-- Task to carry out --
Make an exact copy of all the entries below, with the pictures left out.

==== Information supplied

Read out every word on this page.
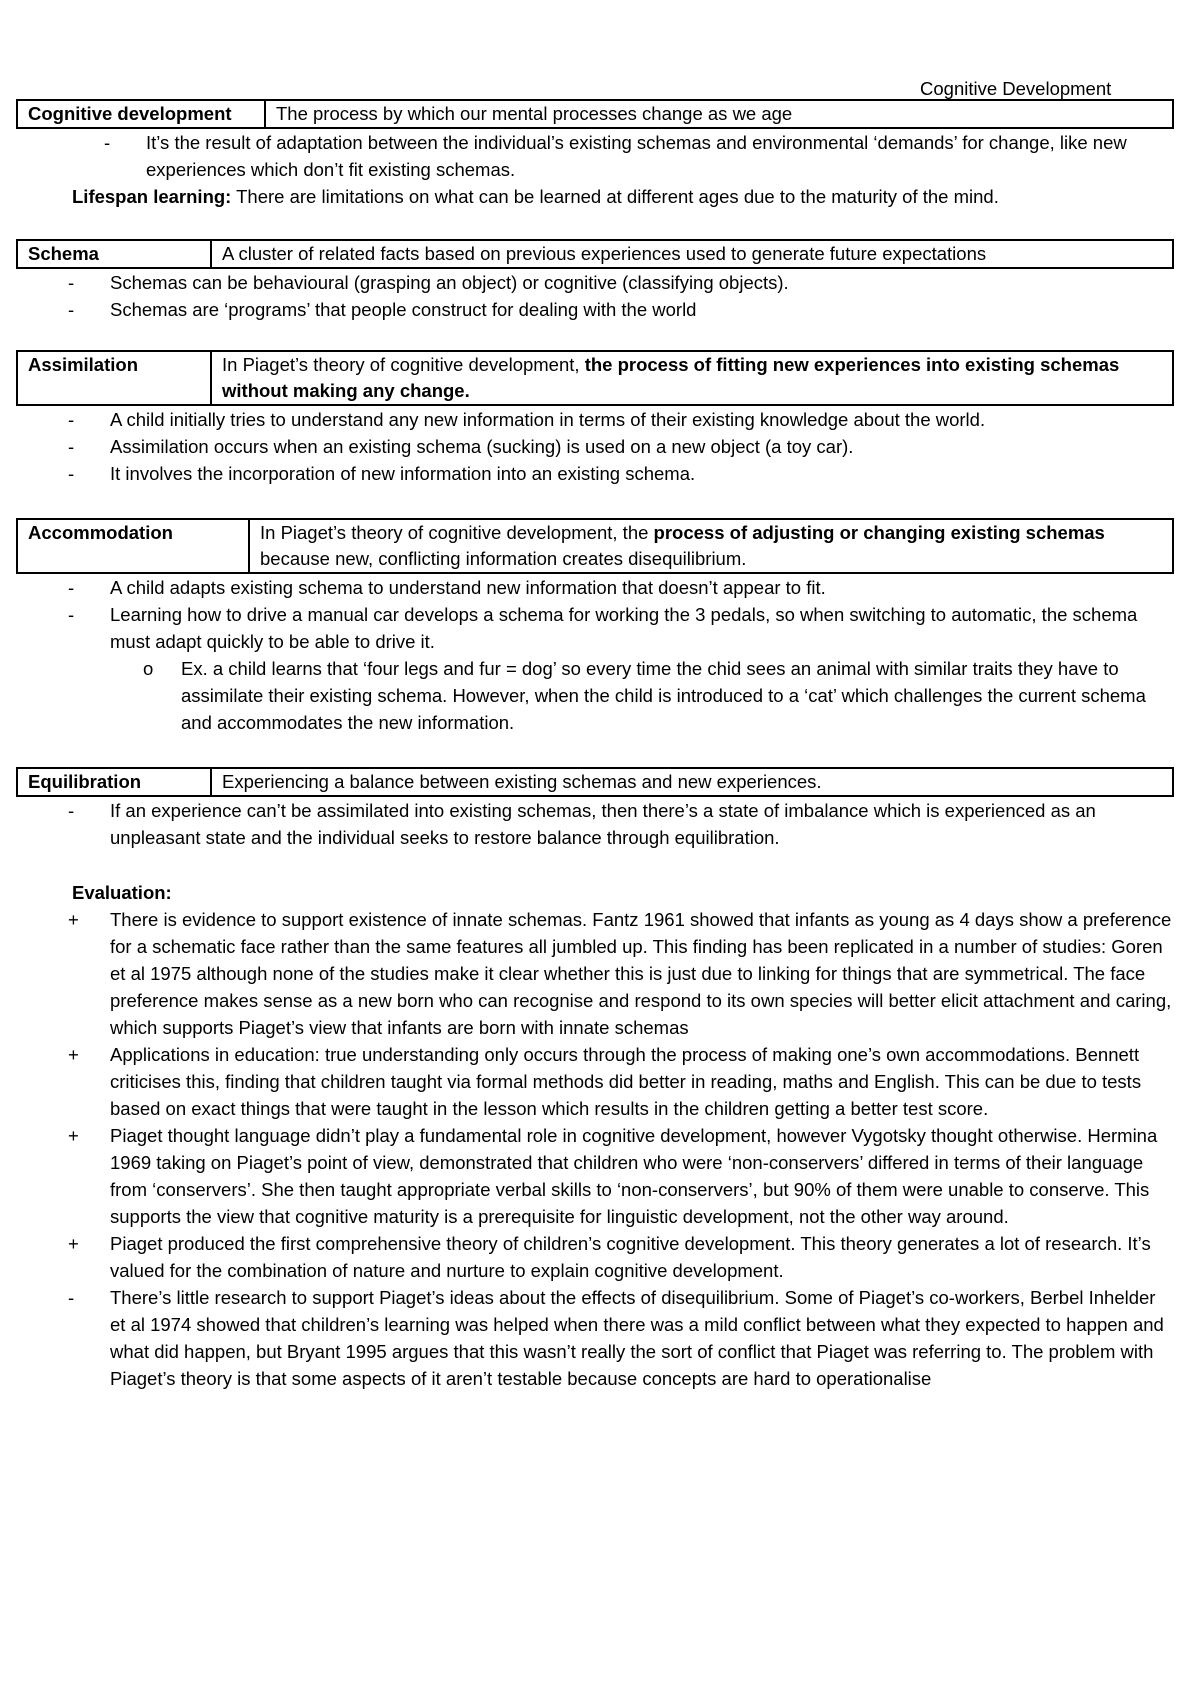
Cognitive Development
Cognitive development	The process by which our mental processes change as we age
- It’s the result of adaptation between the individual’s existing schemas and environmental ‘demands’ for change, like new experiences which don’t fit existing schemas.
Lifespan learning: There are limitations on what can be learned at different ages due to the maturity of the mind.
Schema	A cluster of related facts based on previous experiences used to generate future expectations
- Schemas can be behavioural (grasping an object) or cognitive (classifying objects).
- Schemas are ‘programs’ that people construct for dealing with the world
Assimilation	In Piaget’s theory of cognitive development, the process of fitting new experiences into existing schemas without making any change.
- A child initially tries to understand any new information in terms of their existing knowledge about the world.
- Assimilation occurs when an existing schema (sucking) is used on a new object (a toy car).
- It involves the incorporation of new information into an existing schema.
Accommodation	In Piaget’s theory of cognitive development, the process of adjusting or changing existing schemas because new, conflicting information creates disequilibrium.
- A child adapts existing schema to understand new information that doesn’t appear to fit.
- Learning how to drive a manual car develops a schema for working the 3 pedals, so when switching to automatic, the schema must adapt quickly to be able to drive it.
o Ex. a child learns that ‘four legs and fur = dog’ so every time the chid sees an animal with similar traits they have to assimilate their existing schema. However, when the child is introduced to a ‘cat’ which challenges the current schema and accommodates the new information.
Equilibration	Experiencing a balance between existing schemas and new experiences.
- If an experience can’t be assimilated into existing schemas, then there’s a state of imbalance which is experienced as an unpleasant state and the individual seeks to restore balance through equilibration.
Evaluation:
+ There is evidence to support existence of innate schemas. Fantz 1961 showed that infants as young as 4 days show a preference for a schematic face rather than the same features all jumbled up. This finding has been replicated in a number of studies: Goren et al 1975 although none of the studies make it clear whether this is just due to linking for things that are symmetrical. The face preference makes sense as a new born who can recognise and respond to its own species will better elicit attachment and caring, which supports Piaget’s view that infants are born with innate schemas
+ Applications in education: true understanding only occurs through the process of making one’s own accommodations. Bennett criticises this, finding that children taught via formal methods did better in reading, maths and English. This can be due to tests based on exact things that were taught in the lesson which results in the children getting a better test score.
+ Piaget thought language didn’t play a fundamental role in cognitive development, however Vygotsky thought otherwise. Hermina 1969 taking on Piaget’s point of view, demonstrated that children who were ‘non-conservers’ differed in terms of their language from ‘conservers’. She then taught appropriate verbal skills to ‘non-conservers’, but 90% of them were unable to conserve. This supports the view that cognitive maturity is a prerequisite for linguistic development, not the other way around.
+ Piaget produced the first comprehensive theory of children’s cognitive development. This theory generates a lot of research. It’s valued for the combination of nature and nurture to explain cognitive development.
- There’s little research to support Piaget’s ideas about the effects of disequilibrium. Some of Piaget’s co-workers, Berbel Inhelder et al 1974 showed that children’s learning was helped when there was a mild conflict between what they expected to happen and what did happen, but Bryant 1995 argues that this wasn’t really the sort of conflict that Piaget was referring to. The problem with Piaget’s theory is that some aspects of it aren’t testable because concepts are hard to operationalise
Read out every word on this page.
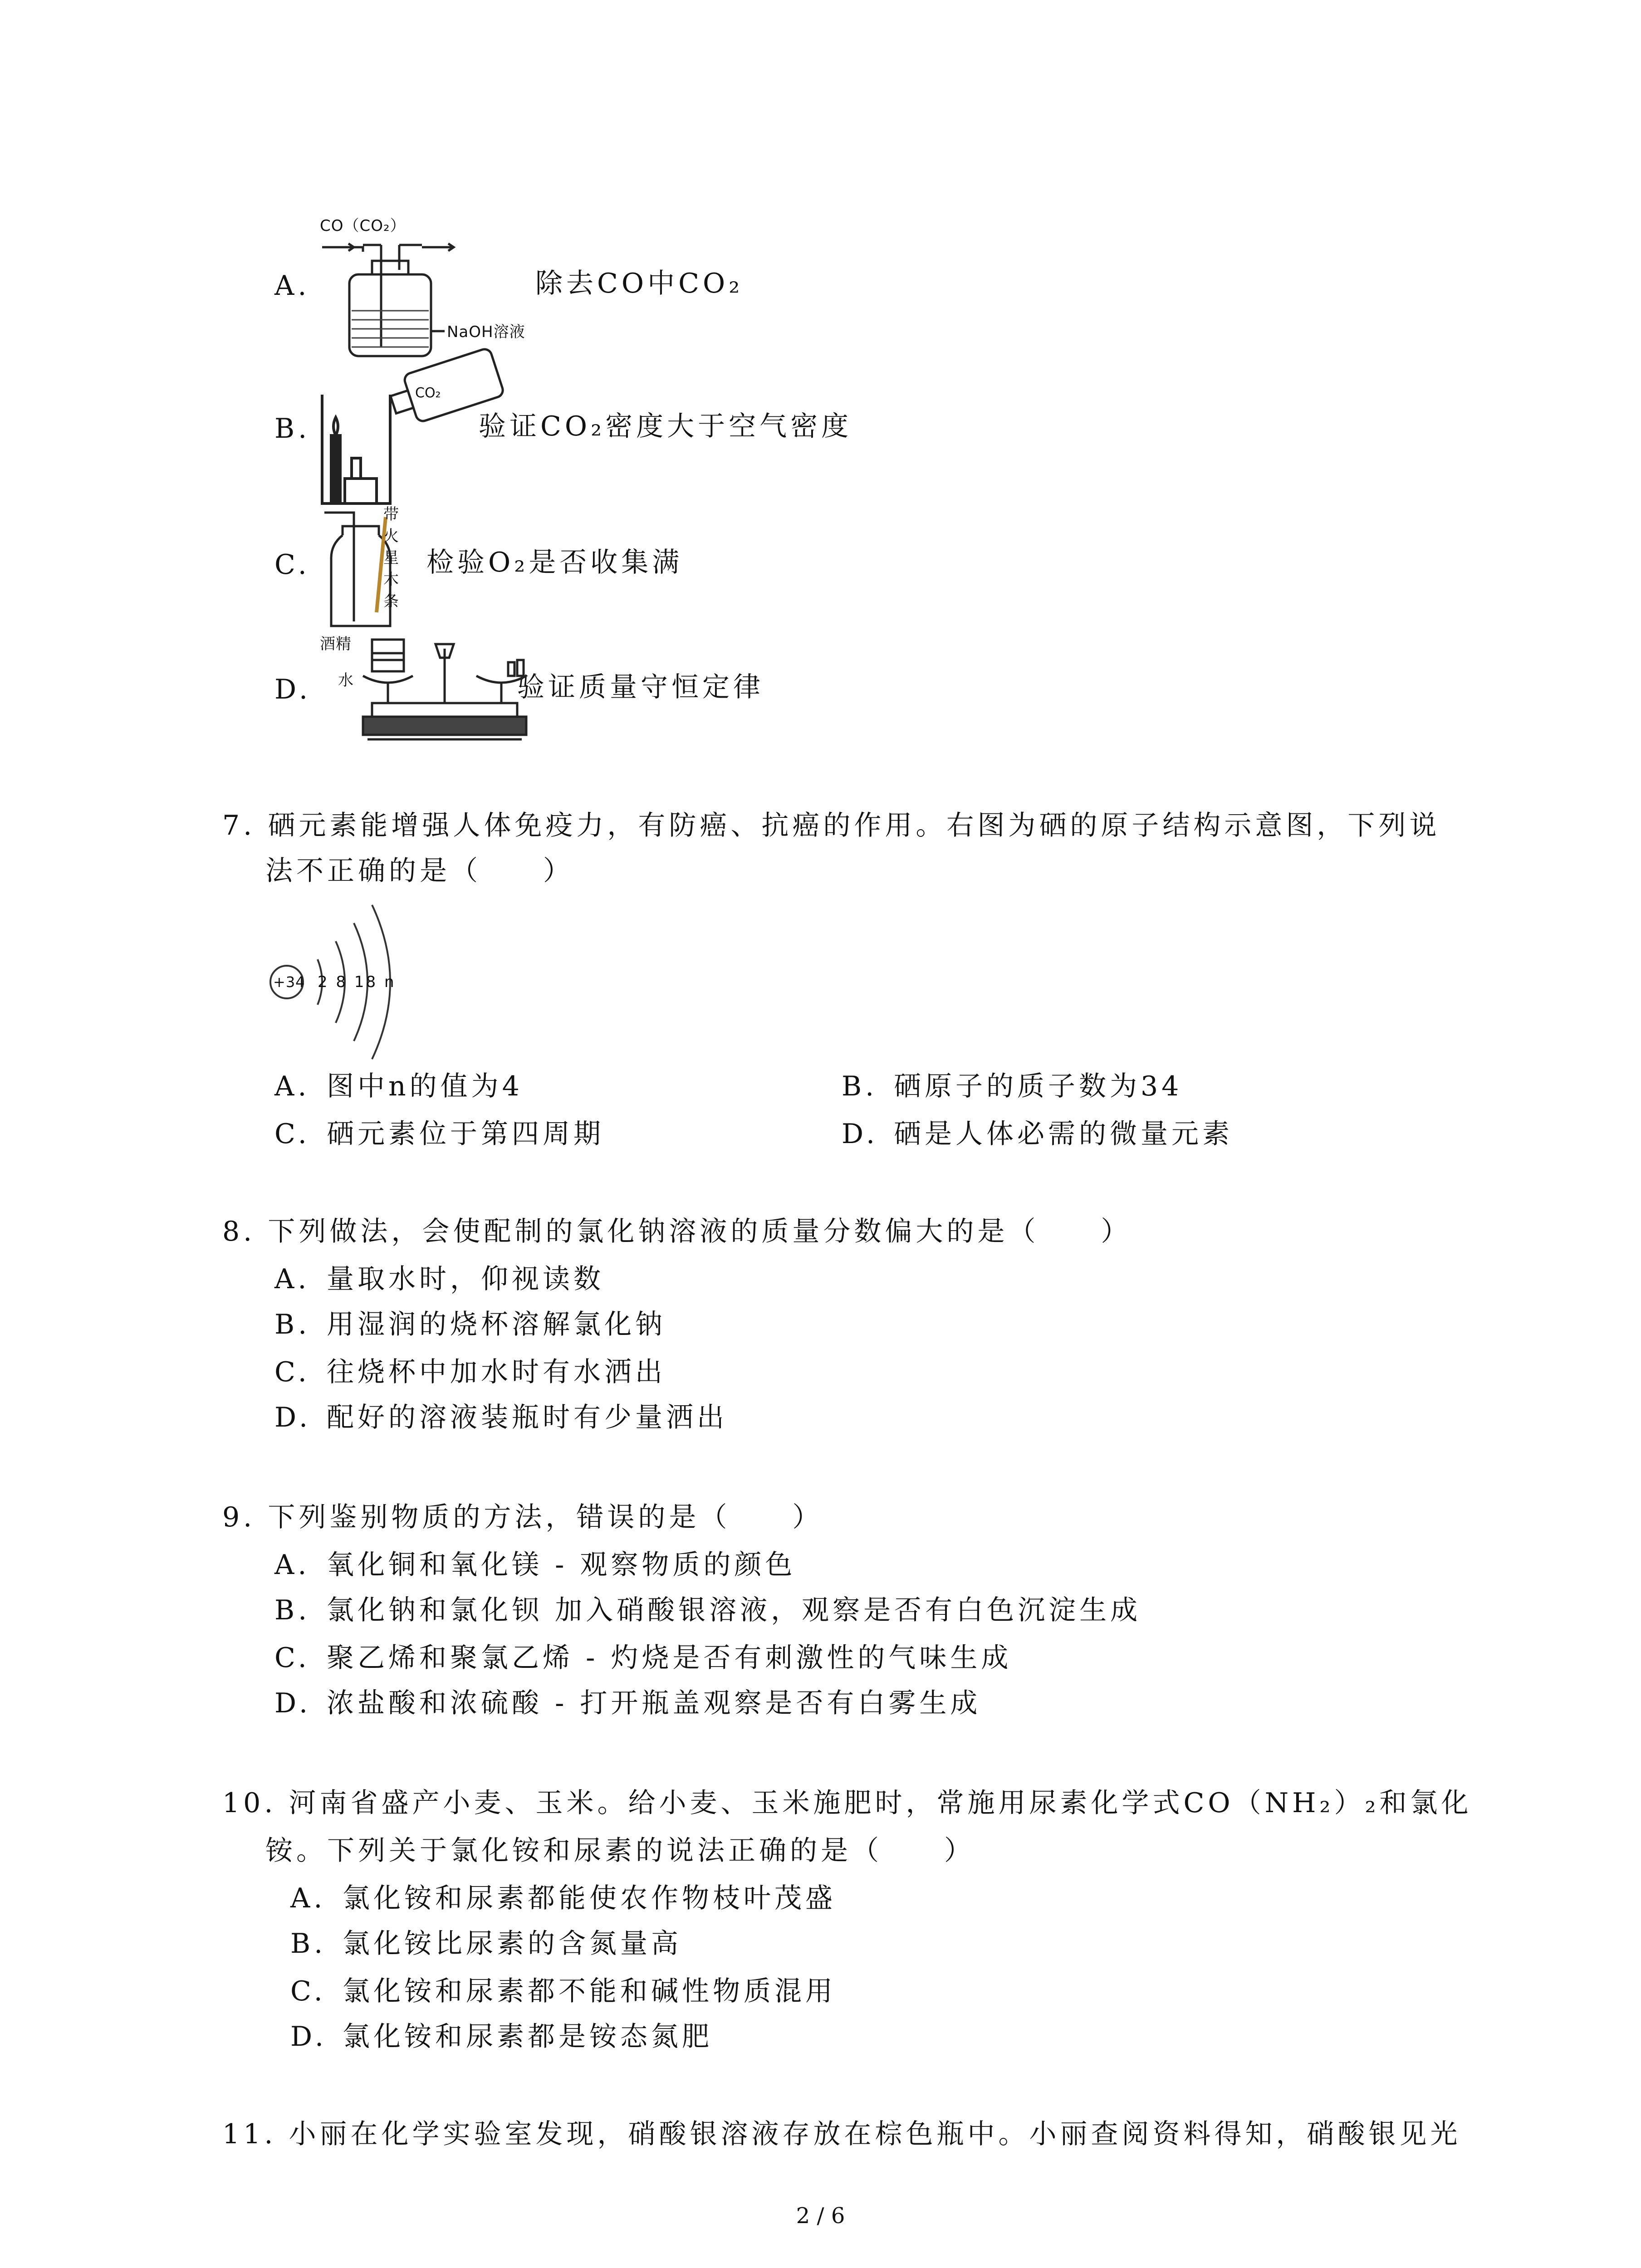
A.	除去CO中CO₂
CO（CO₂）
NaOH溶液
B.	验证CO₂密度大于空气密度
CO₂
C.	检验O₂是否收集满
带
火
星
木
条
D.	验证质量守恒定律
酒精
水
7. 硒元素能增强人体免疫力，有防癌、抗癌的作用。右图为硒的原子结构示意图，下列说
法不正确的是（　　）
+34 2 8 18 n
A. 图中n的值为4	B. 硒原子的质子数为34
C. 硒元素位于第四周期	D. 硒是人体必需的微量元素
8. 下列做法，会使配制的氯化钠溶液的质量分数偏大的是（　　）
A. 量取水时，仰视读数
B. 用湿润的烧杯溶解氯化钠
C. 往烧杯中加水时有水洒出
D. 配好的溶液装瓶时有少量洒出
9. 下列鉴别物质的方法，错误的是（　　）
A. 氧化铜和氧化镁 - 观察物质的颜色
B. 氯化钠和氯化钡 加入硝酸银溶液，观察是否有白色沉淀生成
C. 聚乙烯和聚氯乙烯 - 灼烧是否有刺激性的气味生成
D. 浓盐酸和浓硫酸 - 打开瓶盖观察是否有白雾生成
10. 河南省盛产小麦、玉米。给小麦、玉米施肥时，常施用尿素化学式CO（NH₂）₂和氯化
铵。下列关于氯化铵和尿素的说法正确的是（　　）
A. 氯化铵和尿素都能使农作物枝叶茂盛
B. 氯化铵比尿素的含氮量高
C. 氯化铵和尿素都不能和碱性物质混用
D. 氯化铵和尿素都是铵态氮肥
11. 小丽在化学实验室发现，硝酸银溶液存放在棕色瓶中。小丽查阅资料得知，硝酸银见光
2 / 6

========

-- Full output --
Read out every word on this page.
Cognitive Development
Cognitive development	The process by which our mental processes change as we age
- It’s the result of adaptation between the individual’s existing schemas and environmental ‘demands’ for change, like new experiences which don’t fit existing schemas.
Lifespan learning: There are limitations on what can be learned at different ages due to the maturity of the mind.
Schema	A cluster of related facts based on previous experiences used to generate future expectations
- Schemas can be behavioural (grasping an object) or cognitive (classifying objects).
- Schemas are ‘programs’ that people construct for dealing with the world
Assimilation	In Piaget’s theory of cognitive development, the process of fitting new experiences into existing schemas without making any change.
- A child initially tries to understand any new information in terms of their existing knowledge about the world.
- Assimilation occurs when an existing schema (sucking) is used on a new object (a toy car).
- It involves the incorporation of new information into an existing schema.
Accommodation	In Piaget’s theory of cognitive development, the process of adjusting or changing existing schemas because new, conflicting information creates disequilibrium.
- A child adapts existing schema to understand new information that doesn’t appear to fit.
- Learning how to drive a manual car develops a schema for working the 3 pedals, so when switching to automatic, the schema must adapt quickly to be able to drive it.
o Ex. a child learns that ‘four legs and fur = dog’ so every time the chid sees an animal with similar traits they have to assimilate their existing schema. However, when the child is introduced to a ‘cat’ which challenges the current schema and accommodates the new information.
Equilibration	Experiencing a balance between existing schemas and new experiences.
- If an experience can’t be assimilated into existing schemas, then there’s a state of imbalance which is experienced as an unpleasant state and the individual seeks to restore balance through equilibration.
Evaluation:
+ There is evidence to support existence of innate schemas. Fantz 1961 showed that infants as young as 4 days show a preference for a schematic face rather than the same features all jumbled up. This finding has been replicated in a number of studies: Goren et al 1975 although none of the studies make it clear whether this is just due to linking for things that are symmetrical. The face preference makes sense as a new born who can recognise and respond to its own species will better elicit attachment and caring, which supports Piaget’s view that infants are born with innate schemas
+ Applications in education: true understanding only occurs through the process of making one’s own accommodations. Bennett criticises this, finding that children taught via formal methods did better in reading, maths and English. This can be due to tests based on exact things that were taught in the lesson which results in the children getting a better test score.
+ Piaget thought language didn’t play a fundamental role in cognitive development, however Vygotsky thought otherwise. Hermina 1969 taking on Piaget’s point of view, demonstrated that children who were ‘non-conservers’ differed in terms of their language from ‘conservers’. She then taught appropriate verbal skills to ‘non-conservers’, but 90% of them were unable to conserve. This supports the view that cognitive maturity is a prerequisite for linguistic development, not the other way around.
+ Piaget produced the first comprehensive theory of children’s cognitive development. This theory generates a lot of research. It’s valued for the combination of nature and nurture to explain cognitive development.
- There’s little research to support Piaget’s ideas about the effects of disequilibrium. Some of Piaget’s co-workers, Berbel Inhelder et al 1974 showed that children’s learning was helped when there was a mild conflict between what they expected to happen and what did happen, but Bryant 1995 argues that this wasn’t really the sort of conflict that Piaget was referring to. The problem with Piaget’s theory is that some aspects of it aren’t testable because concepts are hard to operationalise
Read out every word on this page.
A.	除去CO中CO₂
CO（CO₂）
NaOH溶液
B.	验证CO₂密度大于空气密度
CO₂
C.	检验O₂是否收集满
带
火
星
木
条
D.	验证质量守恒定律
酒精
水
7. 硒元素能增强人体免疫力，有防癌、抗癌的作用。右图为硒的原子结构示意图，下列说
法不正确的是（　　）
+34 2 8 18 n
A. 图中n的值为4	B. 硒原子的质子数为34
C. 硒元素位于第四周期	D. 硒是人体必需的微量元素
8. 下列做法，会使配制的氯化钠溶液的质量分数偏大的是（　　）
A. 量取水时，仰视读数
B. 用湿润的烧杯溶解氯化钠
C. 往烧杯中加水时有水洒出
D. 配好的溶液装瓶时有少量洒出
9. 下列鉴别物质的方法，错误的是（　　）
A. 氧化铜和氧化镁 - 观察物质的颜色
B. 氯化钠和氯化钡 加入硝酸银溶液，观察是否有白色沉淀生成
C. 聚乙烯和聚氯乙烯 - 灼烧是否有刺激性的气味生成
D. 浓盐酸和浓硫酸 - 打开瓶盖观察是否有白雾生成
10. 河南省盛产小麦、玉米。给小麦、玉米施肥时，常施用尿素化学式CO（NH₂）₂和氯化
铵。下列关于氯化铵和尿素的说法正确的是（　　）
A. 氯化铵和尿素都能使农作物枝叶茂盛
B. 氯化铵比尿素的含氮量高
C. 氯化铵和尿素都不能和碱性物质混用
D. 氯化铵和尿素都是铵态氮肥
11. 小丽在化学实验室发现，硝酸银溶液存放在棕色瓶中。小丽查阅资料得知，硝酸银见光
2 / 6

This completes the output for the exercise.